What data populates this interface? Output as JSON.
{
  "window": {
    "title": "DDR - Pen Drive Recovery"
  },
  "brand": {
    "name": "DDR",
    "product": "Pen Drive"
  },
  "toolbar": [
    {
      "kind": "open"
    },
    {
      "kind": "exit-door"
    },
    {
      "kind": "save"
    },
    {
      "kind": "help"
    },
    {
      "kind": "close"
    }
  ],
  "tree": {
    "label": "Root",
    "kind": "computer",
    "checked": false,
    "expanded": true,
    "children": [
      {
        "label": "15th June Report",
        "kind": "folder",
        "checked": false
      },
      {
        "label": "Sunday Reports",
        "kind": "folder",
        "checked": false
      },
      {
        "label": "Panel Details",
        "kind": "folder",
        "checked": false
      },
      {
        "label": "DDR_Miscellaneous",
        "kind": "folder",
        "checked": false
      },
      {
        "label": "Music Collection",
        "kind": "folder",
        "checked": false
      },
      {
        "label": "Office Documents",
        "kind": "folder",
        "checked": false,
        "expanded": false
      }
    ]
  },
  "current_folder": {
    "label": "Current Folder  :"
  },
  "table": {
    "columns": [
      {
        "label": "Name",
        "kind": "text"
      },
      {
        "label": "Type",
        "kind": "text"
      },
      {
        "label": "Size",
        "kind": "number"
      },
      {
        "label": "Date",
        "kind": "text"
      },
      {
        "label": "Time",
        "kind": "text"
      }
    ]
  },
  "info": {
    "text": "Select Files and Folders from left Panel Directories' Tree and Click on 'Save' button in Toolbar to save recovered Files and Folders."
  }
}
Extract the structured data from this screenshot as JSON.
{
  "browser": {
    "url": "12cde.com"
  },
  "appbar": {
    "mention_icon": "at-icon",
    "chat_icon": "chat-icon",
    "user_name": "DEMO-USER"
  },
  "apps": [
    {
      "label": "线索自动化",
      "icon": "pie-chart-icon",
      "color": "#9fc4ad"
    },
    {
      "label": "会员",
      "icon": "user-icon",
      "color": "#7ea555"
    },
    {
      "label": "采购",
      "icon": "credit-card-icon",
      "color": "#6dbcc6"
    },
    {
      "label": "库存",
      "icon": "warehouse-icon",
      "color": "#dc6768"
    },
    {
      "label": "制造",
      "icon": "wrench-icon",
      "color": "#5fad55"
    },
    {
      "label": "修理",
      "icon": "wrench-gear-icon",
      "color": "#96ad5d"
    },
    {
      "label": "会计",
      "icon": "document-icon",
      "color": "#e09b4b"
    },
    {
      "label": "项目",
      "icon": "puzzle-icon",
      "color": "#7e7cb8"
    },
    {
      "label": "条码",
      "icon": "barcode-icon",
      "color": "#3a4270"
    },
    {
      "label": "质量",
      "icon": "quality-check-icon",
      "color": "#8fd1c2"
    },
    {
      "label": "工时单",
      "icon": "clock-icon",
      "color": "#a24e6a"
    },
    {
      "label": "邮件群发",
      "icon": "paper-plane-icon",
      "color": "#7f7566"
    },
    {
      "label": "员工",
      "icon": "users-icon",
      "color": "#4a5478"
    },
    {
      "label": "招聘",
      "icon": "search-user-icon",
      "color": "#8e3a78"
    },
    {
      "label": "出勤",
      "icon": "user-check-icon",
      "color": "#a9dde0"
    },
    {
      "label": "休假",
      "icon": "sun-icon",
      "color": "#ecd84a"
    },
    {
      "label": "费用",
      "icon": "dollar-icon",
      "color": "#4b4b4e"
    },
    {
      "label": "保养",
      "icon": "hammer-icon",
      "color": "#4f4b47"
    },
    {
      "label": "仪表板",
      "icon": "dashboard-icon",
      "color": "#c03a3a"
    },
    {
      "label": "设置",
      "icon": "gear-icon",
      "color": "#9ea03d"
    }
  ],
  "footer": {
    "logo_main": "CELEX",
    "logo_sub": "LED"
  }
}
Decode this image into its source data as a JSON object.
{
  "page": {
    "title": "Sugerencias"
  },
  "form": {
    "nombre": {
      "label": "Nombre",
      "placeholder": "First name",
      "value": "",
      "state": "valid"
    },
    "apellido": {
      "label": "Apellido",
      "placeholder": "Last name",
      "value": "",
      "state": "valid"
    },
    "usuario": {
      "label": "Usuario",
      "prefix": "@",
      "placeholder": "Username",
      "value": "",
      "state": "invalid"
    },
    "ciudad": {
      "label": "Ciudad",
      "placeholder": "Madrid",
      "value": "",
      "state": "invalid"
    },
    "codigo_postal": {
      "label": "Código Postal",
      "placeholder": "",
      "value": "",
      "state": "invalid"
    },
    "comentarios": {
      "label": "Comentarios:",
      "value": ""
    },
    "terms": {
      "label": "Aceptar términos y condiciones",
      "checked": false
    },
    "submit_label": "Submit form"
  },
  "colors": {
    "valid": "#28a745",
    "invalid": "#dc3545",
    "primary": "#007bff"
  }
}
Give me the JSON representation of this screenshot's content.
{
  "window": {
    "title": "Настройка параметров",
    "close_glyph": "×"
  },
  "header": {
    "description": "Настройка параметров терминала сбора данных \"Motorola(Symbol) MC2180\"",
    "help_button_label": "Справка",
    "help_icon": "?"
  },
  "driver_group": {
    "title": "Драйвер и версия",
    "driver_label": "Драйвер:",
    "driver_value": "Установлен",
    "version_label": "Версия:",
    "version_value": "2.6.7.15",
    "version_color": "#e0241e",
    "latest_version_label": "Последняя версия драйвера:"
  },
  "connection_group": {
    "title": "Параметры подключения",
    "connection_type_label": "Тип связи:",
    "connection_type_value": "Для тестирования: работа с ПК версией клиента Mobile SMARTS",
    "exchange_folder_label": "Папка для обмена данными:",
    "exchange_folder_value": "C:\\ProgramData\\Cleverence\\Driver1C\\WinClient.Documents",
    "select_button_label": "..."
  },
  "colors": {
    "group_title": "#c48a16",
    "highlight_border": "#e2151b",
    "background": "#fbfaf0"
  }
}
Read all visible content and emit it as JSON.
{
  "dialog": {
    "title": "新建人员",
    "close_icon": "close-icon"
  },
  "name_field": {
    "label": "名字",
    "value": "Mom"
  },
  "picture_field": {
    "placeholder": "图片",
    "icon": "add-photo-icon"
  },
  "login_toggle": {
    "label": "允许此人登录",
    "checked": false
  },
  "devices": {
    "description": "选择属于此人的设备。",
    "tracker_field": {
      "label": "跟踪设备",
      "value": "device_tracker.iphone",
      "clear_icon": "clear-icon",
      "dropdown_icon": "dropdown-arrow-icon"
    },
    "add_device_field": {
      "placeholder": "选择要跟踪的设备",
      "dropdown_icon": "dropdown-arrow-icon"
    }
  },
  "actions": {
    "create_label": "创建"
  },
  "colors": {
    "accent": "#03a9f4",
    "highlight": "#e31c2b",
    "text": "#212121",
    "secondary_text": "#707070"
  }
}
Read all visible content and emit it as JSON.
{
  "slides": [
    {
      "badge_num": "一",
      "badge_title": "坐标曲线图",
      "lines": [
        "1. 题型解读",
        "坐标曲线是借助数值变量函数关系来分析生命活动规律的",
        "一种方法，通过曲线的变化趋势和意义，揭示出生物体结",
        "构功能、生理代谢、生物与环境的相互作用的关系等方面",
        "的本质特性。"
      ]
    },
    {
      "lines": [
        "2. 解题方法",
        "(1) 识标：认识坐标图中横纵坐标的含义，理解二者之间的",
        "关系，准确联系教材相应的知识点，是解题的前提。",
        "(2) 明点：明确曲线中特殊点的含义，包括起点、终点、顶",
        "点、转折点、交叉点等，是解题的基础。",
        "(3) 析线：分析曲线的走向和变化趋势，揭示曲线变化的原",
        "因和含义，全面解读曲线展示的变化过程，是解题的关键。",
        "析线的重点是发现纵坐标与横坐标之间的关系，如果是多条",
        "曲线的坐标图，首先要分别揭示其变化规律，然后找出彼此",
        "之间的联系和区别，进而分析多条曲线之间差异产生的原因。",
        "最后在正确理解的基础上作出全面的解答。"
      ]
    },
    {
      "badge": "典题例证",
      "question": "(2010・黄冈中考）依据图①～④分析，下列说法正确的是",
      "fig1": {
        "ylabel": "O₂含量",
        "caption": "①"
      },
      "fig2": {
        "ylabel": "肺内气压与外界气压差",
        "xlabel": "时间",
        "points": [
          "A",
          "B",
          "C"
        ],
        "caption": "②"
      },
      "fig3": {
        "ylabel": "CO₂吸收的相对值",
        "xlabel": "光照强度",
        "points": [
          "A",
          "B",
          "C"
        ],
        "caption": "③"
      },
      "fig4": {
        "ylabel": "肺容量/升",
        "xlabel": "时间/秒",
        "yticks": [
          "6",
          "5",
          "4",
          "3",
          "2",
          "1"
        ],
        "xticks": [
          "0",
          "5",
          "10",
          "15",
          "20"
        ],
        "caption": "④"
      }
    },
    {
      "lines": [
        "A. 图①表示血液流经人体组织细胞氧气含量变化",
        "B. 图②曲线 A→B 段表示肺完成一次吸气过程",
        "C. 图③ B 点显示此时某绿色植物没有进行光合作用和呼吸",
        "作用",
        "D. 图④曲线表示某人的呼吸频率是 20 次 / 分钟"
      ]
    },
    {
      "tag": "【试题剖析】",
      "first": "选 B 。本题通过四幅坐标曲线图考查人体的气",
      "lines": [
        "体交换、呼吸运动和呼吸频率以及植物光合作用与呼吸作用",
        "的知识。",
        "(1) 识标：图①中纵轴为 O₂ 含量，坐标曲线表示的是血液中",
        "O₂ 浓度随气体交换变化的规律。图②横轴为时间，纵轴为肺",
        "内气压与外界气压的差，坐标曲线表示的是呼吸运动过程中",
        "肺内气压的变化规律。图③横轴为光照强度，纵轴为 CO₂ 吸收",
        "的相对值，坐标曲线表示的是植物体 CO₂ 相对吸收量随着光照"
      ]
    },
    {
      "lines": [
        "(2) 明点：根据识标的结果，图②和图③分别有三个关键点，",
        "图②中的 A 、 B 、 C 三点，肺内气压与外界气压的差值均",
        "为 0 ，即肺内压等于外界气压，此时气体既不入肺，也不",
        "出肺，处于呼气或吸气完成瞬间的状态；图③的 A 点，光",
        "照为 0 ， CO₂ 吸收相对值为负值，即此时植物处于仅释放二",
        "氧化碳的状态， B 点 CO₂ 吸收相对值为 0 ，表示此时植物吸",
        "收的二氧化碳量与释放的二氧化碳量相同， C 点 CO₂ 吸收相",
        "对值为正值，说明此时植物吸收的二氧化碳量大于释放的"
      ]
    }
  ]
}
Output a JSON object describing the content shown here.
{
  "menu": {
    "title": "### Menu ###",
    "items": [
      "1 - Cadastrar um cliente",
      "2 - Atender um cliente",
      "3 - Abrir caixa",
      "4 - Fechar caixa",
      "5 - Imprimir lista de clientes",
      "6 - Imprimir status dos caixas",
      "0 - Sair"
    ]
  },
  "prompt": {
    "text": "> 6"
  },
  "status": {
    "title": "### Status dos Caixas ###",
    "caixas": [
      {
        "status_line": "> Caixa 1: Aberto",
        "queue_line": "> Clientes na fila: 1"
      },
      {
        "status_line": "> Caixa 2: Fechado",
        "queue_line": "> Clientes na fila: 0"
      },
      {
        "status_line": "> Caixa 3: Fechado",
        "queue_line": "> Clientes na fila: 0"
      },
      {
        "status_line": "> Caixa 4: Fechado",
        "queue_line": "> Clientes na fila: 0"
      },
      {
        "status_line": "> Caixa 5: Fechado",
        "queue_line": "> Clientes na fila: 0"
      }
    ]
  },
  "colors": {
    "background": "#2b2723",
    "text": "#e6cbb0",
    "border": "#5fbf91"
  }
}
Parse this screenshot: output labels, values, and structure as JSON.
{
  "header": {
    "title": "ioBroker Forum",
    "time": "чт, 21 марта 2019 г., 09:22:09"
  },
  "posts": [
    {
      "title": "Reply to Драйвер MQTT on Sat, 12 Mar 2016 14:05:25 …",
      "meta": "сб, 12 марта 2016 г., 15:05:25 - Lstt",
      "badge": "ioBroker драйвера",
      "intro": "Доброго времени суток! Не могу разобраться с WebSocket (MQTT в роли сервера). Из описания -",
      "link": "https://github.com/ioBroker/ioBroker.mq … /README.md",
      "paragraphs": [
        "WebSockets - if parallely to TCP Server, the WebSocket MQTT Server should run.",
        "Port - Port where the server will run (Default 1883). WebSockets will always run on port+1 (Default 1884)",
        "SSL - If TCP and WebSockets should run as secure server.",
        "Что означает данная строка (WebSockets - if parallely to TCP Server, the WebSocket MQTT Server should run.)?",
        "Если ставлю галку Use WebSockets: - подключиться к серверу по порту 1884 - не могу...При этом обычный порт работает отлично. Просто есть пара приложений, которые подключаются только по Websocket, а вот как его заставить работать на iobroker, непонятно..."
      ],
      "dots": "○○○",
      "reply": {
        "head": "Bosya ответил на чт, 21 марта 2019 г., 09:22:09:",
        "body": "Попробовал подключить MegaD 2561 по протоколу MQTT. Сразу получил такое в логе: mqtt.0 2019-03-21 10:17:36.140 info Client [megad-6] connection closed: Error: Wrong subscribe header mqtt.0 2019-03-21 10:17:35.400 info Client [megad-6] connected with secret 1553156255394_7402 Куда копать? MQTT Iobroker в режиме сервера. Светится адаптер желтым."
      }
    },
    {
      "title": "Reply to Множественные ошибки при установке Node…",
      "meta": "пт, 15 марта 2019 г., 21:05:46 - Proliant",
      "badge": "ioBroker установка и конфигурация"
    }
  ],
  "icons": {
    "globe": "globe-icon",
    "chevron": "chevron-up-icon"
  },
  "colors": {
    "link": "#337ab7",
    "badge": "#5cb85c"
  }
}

### Task to carry out
Copy out every line from the data above that has "link" in it.

### Written answer
      "link": "https://github.com/ioBroker/ioBroker.mq … /README.md",
    "link": "#337ab7",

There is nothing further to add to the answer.